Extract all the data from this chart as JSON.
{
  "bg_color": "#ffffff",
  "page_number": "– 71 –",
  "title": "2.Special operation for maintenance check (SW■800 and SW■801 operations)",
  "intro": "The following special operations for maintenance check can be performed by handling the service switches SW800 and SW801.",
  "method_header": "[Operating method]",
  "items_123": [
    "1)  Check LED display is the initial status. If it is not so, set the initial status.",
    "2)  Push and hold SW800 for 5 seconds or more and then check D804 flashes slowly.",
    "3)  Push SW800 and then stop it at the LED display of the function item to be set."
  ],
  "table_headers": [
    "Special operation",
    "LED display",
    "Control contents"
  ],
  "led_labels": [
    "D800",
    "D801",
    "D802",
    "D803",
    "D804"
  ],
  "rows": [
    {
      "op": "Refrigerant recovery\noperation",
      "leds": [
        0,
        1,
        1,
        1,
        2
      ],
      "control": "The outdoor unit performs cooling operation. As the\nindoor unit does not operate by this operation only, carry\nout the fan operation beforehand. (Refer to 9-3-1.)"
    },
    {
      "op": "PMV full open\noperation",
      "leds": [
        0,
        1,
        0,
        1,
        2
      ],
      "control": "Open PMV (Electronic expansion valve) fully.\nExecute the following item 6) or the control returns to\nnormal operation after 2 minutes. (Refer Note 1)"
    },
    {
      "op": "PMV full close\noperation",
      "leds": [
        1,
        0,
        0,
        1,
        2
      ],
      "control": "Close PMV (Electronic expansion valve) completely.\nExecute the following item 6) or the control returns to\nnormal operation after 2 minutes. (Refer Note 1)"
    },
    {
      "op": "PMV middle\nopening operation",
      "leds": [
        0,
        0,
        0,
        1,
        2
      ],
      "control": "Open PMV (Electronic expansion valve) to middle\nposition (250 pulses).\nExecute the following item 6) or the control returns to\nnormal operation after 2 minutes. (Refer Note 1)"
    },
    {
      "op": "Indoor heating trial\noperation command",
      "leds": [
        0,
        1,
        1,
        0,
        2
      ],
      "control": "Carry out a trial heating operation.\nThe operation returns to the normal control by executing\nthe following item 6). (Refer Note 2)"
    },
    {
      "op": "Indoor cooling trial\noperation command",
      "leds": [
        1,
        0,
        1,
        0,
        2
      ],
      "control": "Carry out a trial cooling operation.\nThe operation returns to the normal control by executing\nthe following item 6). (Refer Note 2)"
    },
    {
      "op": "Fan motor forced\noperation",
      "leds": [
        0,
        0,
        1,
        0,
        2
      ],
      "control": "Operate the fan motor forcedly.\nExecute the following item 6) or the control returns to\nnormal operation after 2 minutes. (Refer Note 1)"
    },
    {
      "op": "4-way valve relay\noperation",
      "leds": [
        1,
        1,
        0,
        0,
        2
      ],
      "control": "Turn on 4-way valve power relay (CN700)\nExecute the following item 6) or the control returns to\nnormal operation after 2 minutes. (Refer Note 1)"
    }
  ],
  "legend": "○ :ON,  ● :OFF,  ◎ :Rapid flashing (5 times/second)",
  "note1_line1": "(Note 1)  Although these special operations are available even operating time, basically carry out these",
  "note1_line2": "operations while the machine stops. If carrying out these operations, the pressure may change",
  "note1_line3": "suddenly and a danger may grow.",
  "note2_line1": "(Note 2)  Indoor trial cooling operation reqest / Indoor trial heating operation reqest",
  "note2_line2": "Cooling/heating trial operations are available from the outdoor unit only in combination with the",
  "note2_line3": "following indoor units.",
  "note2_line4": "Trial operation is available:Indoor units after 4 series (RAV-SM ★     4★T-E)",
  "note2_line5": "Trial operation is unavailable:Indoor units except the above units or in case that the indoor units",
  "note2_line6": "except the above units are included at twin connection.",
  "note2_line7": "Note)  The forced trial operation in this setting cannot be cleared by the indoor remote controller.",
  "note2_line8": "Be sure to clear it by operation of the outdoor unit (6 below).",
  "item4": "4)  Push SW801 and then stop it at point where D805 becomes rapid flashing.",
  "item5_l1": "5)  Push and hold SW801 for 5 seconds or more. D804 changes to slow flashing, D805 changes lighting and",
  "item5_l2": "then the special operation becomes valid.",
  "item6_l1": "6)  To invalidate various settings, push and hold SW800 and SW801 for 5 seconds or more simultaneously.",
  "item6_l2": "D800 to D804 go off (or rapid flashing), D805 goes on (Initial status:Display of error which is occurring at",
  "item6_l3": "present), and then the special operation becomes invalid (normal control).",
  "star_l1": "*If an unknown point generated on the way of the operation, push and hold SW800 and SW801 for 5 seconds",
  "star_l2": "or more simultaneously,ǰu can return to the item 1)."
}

--- Stated goal ---
Among the records above, find each line holding the string "maintenance" and pull it out.

--- The reply ---
  "title": "2.Special operation for maintenance check (SW■800 and SW■801 operations)",
  "intro": "The following special operations for maintenance check can be performed by handling the service switches SW800 and SW801.",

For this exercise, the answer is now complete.